**Goal**
Using the data below, copy every line that contains the word "title".

**Data section**
====

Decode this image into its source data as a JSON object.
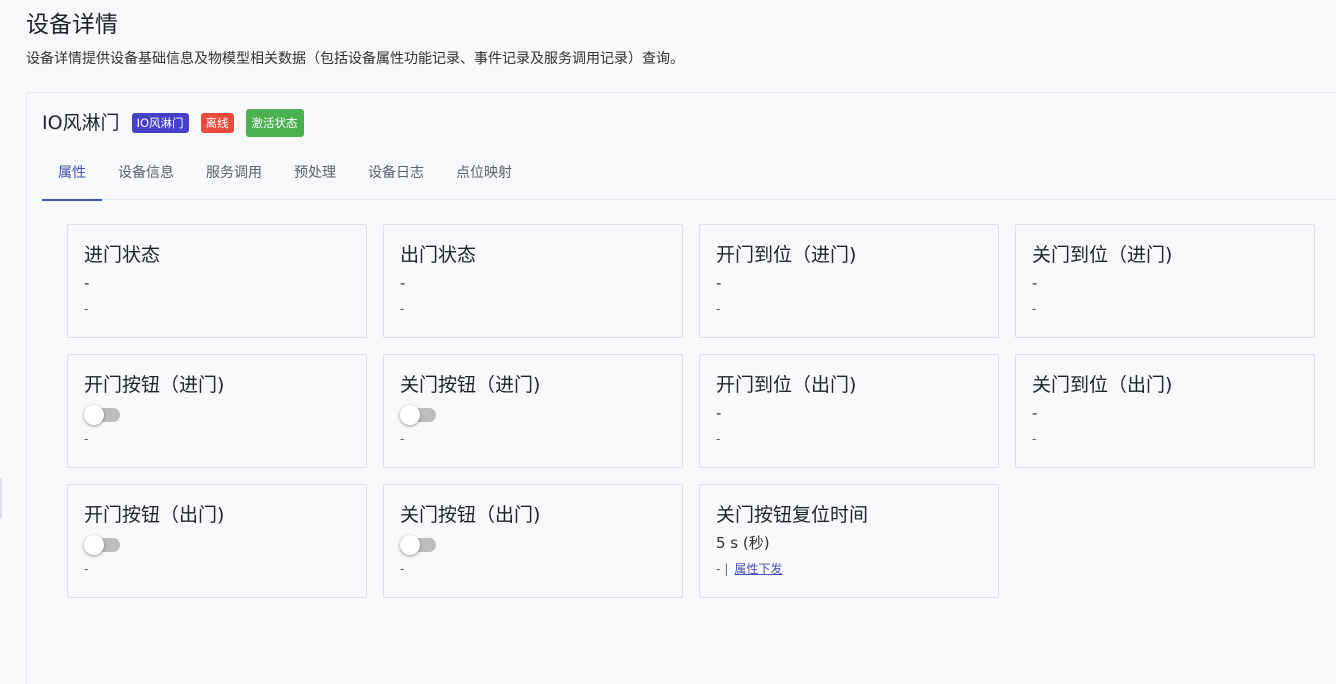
{
  "page": {
    "title": "设备详情",
    "description": "设备详情提供设备基础信息及物模型相关数据（包括设备属性功能记录、事件记录及服务调用记录）查询。"
  },
  "device": {
    "name": "IO风淋门",
    "type_tag": "IO风淋门",
    "status_tag": "离线",
    "activate_label": "激活状态",
    "colors": {
      "type_tag": "#4641c9",
      "status_tag": "#e74c3c",
      "activate": "#4caf50",
      "accent": "#3f51b5"
    }
  },
  "tabs": [
    {
      "label": "属性",
      "active": true
    },
    {
      "label": "设备信息"
    },
    {
      "label": "服务调用"
    },
    {
      "label": "预处理"
    },
    {
      "label": "设备日志"
    },
    {
      "label": "点位映射"
    }
  ],
  "properties": [
    {
      "title": "进门状态",
      "value": "-",
      "foot": "-"
    },
    {
      "title": "出门状态",
      "value": "-",
      "foot": "-"
    },
    {
      "title": "开门到位（进门)",
      "value": "-",
      "foot": "-"
    },
    {
      "title": "关门到位（进门)",
      "value": "-",
      "foot": "-"
    },
    {
      "title": "开门按钮（进门)",
      "value": "off",
      "foot": "-"
    },
    {
      "title": "关门按钮（进门)",
      "value": "off",
      "foot": "-"
    },
    {
      "title": "开门到位（出门)",
      "value": "-",
      "foot": "-"
    },
    {
      "title": "关门到位（出门)",
      "value": "-",
      "foot": "-"
    },
    {
      "title": "开门按钮（出门)",
      "value": "off",
      "foot": "-"
    },
    {
      "title": "关门按钮（出门)",
      "value": "off",
      "foot": "-"
    },
    {
      "title": "关门按钮复位时间",
      "value": "5 s (秒)",
      "foot": "-",
      "foot_separator": "|",
      "action": "属性下发"
    }
  ]
}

====

**Solution for this problem**
    "title": "设备详情",
      "title": "进门状态",
      "title": "出门状态",
      "title": "开门到位（进门)",
      "title": "关门到位（进门)",
      "title": "开门按钮（进门)",
      "title": "关门按钮（进门)",
      "title": "开门到位（出门)",
      "title": "关门到位（出门)",
      "title": "开门按钮（出门)",
      "title": "关门按钮（出门)",
      "title": "关门按钮复位时间",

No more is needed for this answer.